_WHAT THE TASK ASKS:_ Each line of the material below that holds the word "Average" needs to be copied.

_DATA SHOWN:_

========================================================================

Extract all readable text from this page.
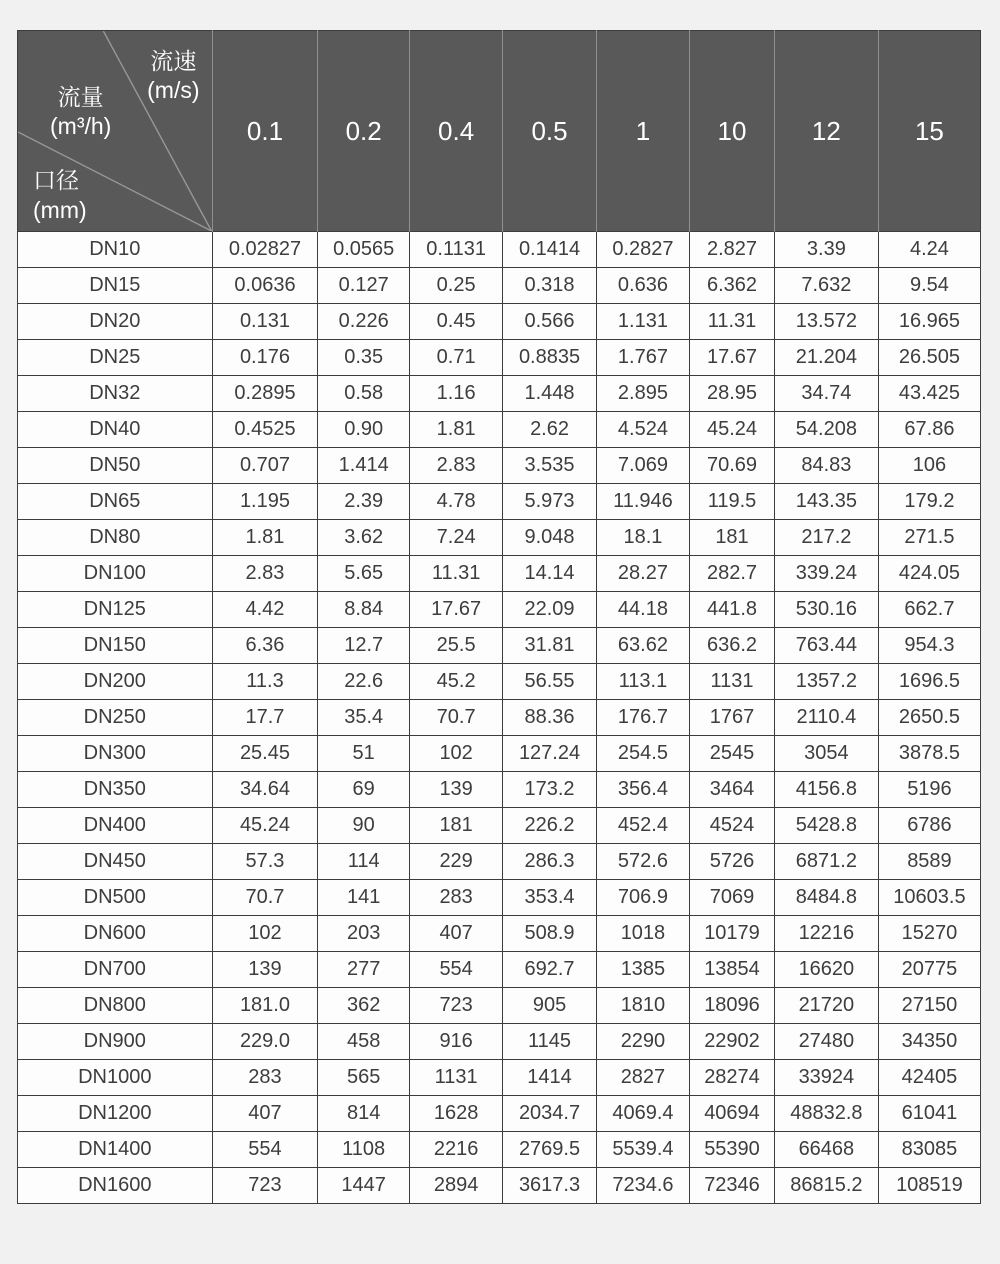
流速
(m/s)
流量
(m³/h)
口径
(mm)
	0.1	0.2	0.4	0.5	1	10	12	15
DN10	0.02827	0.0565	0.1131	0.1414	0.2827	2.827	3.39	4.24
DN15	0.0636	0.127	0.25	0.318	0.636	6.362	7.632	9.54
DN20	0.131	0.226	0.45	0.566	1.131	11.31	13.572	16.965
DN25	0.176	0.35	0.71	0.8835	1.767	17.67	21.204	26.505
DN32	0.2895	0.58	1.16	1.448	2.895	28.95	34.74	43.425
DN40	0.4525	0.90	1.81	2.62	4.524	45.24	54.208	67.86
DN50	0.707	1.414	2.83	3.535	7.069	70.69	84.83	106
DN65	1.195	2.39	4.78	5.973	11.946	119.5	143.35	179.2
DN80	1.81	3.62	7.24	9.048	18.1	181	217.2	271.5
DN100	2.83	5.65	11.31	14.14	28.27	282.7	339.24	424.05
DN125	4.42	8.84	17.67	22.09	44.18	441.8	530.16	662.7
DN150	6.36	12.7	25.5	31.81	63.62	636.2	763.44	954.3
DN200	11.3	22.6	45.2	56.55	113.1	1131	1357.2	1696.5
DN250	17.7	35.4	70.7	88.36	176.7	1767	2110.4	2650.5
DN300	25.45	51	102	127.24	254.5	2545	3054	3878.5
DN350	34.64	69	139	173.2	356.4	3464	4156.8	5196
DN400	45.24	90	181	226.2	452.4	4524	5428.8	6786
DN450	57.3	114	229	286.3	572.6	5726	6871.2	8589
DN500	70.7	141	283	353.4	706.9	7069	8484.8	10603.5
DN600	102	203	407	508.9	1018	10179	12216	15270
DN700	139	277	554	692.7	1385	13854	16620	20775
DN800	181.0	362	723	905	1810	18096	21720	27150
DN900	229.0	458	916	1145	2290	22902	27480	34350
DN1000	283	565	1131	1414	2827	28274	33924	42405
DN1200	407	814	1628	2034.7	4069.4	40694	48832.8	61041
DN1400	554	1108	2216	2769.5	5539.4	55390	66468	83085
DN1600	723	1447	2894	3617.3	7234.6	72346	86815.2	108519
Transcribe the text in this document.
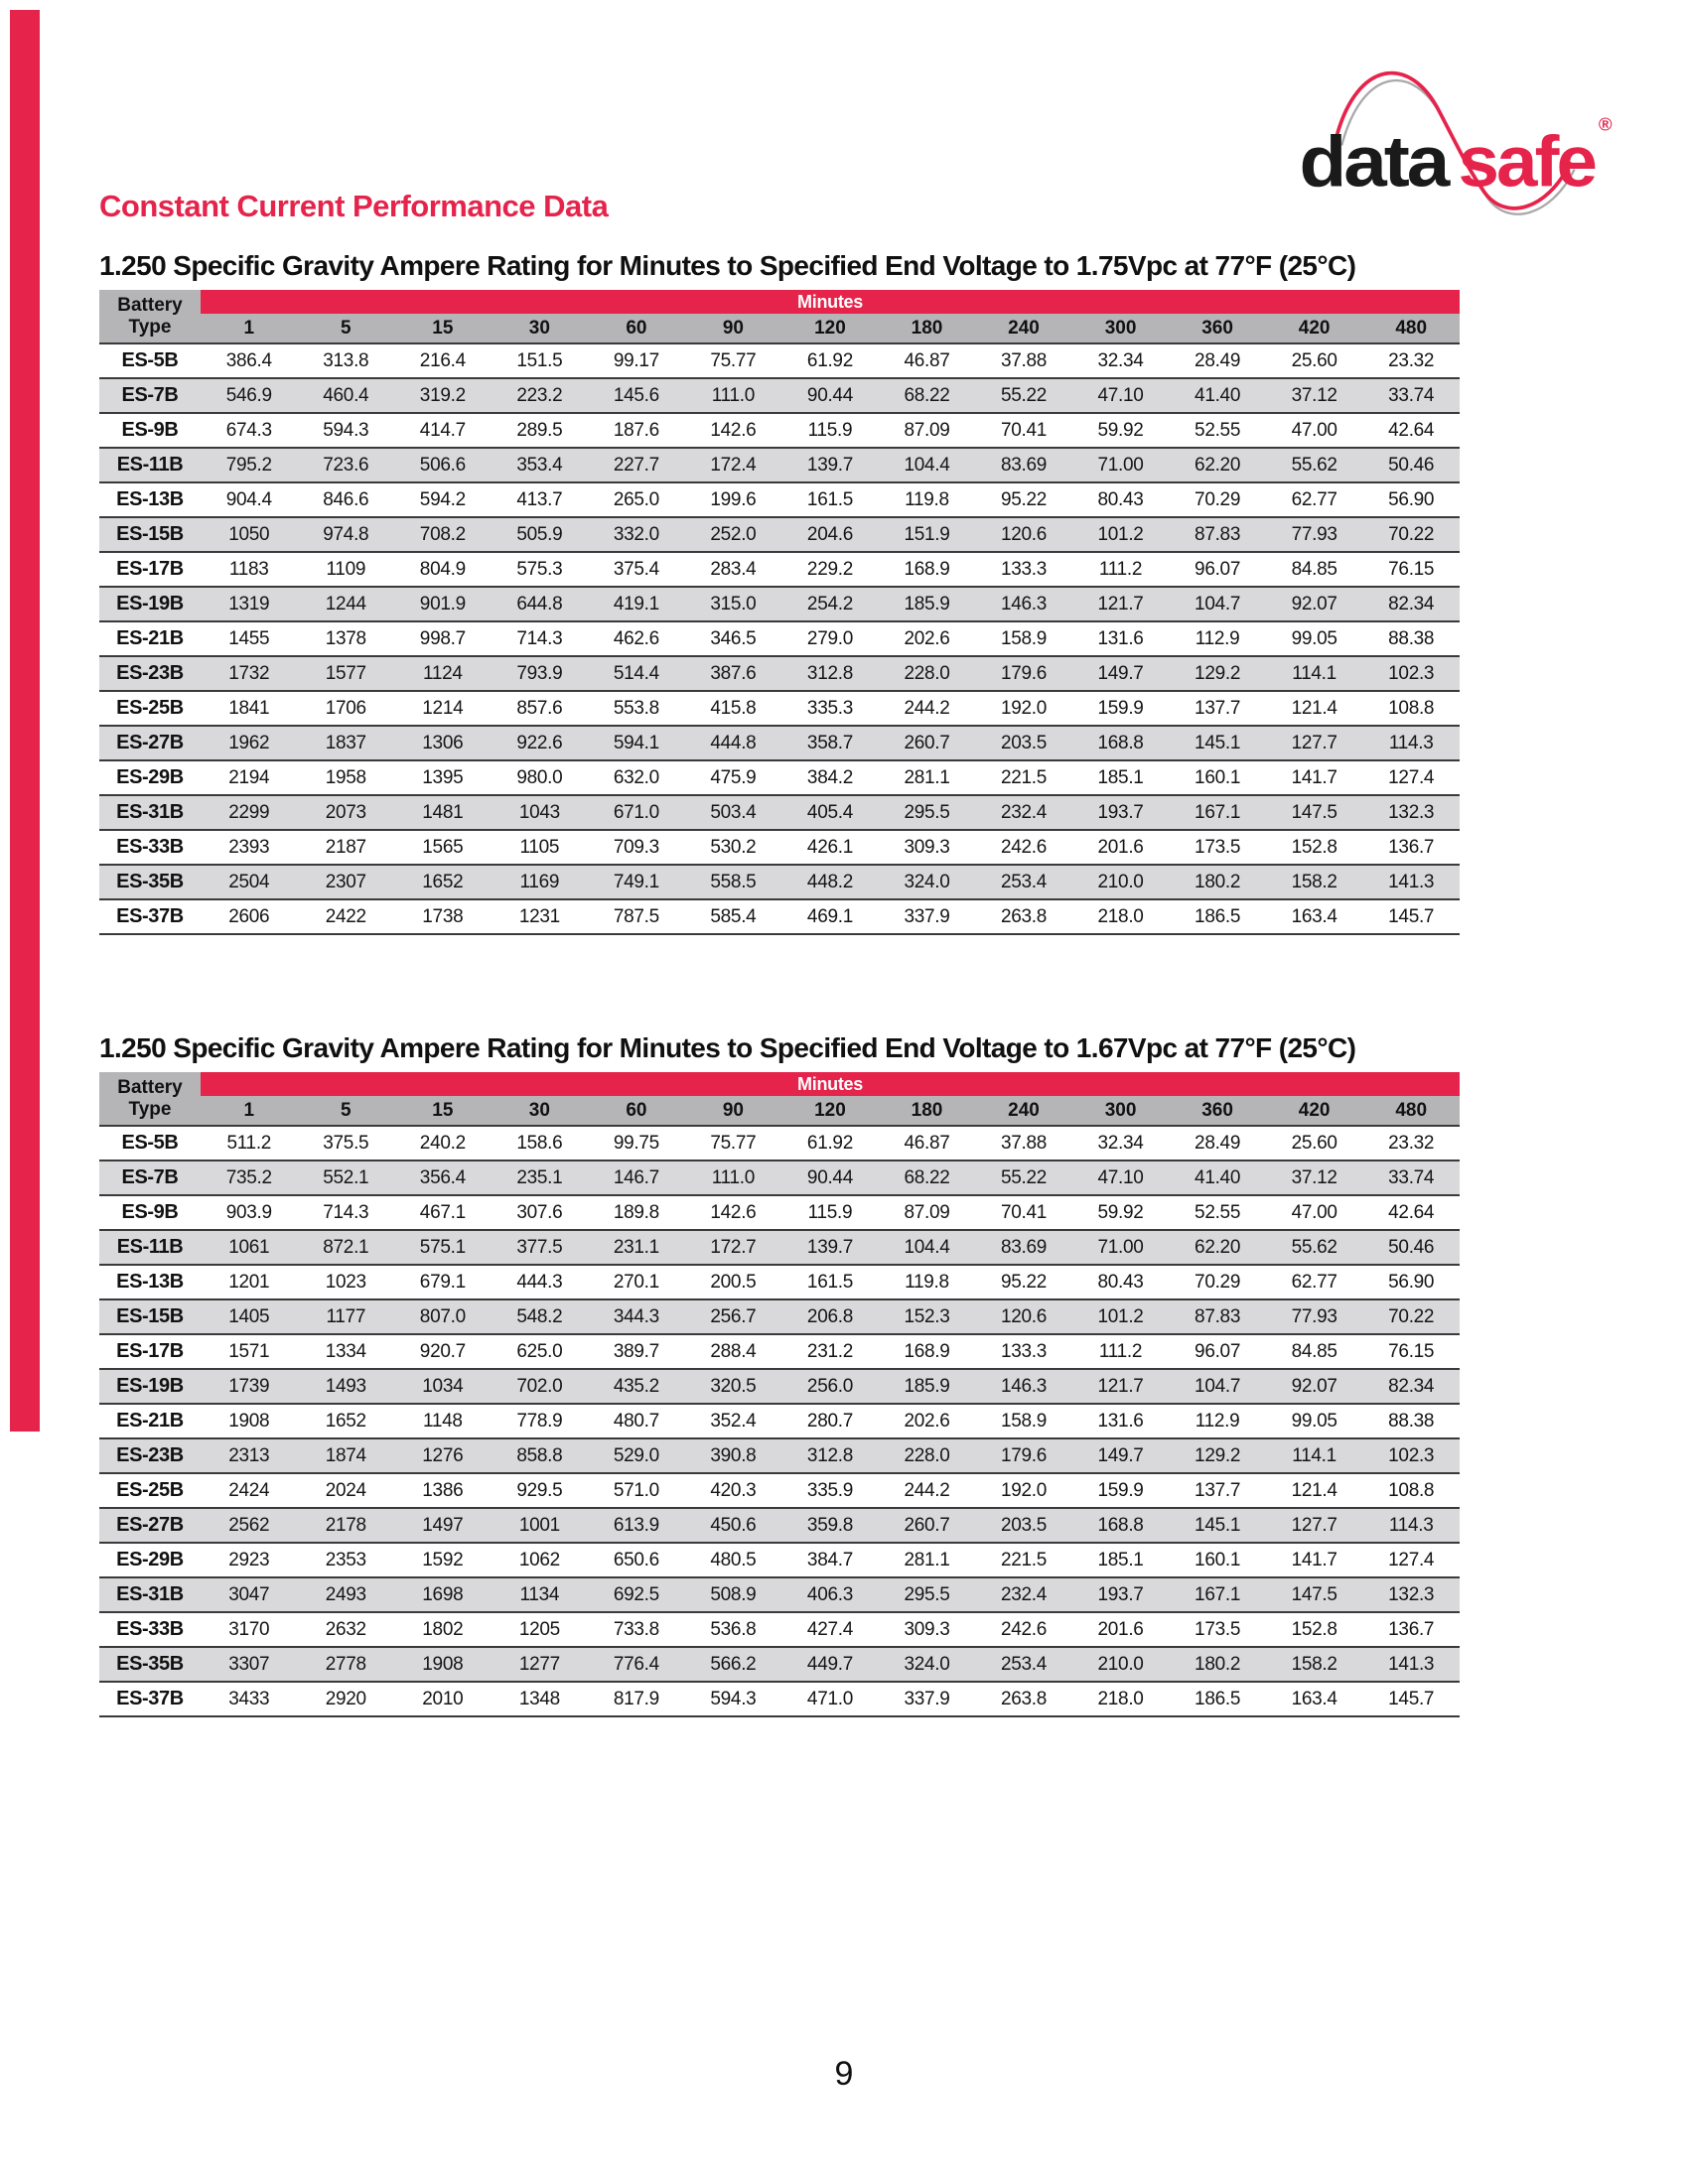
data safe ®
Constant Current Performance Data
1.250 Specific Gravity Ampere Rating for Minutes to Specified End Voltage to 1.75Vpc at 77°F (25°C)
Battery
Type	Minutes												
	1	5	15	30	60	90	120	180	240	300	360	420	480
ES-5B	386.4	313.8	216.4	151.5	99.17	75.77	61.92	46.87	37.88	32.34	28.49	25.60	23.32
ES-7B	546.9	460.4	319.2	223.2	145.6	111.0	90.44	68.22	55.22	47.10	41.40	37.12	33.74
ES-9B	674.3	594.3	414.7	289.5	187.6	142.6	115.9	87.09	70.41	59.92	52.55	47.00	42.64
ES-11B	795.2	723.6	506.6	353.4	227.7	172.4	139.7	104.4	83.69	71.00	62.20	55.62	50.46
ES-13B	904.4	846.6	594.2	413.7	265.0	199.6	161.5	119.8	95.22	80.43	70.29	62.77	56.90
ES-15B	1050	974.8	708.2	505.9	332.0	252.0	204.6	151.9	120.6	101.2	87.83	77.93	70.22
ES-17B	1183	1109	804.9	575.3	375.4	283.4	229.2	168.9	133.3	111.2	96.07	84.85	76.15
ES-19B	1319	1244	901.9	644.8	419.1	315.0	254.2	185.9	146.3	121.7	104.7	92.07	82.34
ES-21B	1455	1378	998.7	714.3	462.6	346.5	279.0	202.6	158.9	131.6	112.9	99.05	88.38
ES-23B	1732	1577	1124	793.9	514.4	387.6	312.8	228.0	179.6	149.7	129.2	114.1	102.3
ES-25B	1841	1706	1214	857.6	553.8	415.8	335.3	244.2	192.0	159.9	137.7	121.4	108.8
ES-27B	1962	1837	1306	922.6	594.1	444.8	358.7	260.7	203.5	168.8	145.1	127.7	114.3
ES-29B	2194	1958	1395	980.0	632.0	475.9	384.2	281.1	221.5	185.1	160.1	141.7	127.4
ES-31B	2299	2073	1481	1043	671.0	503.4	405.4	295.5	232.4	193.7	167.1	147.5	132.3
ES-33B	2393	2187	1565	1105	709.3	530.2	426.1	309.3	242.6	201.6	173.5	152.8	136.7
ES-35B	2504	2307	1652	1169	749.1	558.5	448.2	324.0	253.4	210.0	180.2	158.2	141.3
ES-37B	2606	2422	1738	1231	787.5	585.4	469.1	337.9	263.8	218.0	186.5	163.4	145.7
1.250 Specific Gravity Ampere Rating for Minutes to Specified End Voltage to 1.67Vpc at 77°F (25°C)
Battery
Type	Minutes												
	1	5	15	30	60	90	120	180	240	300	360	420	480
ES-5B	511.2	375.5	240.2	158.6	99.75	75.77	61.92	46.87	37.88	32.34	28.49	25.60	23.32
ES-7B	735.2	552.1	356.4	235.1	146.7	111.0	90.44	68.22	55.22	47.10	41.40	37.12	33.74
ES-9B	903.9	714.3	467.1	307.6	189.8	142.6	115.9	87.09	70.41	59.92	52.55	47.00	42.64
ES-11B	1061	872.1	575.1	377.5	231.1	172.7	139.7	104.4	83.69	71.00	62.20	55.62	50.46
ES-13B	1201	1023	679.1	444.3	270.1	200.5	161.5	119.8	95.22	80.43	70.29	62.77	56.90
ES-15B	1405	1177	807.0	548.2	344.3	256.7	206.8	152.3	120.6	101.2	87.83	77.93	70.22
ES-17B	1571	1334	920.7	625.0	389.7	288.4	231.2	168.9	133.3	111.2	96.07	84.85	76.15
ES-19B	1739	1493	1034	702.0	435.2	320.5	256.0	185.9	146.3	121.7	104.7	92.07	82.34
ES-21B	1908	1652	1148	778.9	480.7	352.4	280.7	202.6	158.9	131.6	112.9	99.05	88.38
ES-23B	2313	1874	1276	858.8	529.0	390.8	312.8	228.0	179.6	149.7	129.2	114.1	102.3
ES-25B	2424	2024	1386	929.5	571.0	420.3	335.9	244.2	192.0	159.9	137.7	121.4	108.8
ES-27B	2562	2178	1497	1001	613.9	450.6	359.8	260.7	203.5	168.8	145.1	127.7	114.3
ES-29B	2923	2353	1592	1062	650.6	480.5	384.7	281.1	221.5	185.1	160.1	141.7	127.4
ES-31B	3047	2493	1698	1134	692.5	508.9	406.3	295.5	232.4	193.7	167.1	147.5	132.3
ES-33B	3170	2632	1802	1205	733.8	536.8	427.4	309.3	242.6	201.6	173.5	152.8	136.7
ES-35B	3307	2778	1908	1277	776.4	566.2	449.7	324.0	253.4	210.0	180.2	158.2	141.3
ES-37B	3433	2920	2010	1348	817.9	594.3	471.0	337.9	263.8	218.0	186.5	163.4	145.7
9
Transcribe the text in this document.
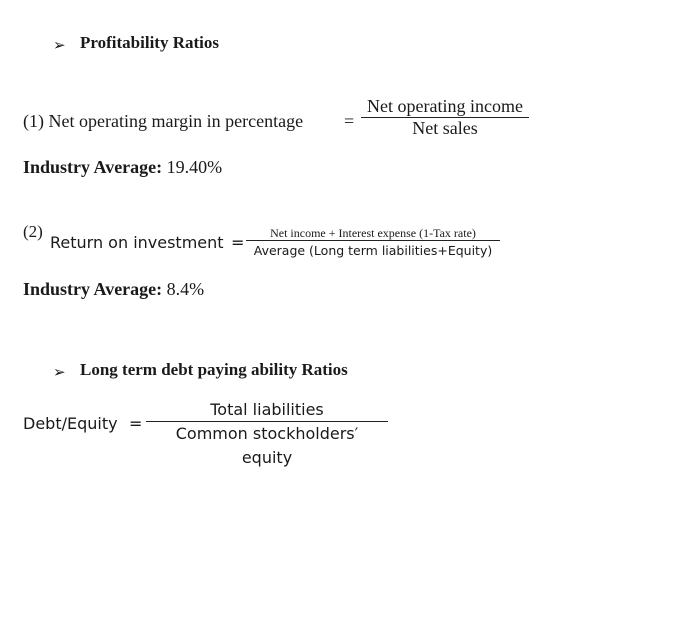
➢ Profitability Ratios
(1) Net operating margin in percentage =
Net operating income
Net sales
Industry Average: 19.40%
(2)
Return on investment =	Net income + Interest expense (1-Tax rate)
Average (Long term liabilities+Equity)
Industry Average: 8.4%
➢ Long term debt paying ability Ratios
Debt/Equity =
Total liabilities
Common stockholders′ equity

========================================================================

_ANSWER TO THE EXERCISE:_
Industry Average: 19.40%
Average (Long term liabilities+Equity)
Industry Average: 8.4%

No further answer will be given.